» Written exercise
Filter the data below for the string "media" and copy each matching line.

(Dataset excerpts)
- - -

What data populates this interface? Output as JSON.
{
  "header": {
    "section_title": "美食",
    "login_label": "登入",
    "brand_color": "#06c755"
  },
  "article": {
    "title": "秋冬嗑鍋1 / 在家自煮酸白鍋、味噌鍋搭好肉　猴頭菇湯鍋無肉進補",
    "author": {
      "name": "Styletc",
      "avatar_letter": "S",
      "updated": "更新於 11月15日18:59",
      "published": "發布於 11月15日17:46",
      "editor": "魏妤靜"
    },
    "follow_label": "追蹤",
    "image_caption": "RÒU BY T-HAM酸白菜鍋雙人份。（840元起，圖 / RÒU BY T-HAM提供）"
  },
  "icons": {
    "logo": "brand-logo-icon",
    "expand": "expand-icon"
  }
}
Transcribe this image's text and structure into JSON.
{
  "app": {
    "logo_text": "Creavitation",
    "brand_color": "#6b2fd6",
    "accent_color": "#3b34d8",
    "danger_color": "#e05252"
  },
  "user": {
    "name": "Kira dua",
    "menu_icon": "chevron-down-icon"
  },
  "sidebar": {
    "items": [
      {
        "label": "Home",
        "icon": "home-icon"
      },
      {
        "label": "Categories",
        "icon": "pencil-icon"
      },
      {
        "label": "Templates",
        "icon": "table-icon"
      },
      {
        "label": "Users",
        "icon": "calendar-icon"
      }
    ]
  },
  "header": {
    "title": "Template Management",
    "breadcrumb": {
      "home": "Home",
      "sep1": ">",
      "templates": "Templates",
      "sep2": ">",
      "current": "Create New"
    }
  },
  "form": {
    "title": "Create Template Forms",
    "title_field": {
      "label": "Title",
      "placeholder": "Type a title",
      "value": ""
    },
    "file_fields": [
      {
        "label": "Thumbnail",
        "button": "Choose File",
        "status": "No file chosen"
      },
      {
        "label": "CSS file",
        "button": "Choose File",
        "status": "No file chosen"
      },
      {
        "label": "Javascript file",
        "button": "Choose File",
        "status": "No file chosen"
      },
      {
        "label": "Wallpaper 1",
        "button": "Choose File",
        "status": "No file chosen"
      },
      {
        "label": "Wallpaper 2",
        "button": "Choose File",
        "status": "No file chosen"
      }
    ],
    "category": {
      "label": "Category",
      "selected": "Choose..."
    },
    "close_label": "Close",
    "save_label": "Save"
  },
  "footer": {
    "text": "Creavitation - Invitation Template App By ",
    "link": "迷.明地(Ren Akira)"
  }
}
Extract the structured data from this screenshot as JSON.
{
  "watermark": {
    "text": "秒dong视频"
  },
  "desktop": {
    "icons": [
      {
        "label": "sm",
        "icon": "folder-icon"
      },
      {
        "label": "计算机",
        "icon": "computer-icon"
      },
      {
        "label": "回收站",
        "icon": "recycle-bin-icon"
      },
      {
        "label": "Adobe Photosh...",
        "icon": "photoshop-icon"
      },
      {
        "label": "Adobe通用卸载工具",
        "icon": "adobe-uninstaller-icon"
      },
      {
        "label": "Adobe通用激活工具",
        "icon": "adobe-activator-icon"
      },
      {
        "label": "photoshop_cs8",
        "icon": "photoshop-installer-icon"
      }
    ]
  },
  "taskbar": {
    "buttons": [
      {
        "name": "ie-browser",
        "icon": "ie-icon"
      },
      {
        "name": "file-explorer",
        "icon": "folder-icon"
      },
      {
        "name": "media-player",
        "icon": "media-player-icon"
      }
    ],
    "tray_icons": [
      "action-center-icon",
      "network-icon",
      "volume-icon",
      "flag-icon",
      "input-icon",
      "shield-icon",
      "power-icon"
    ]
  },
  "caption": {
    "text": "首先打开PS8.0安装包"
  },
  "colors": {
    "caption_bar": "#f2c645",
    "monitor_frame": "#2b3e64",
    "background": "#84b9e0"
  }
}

- - -

» Result
        "name": "media-player",
        "icon": "media-player-icon"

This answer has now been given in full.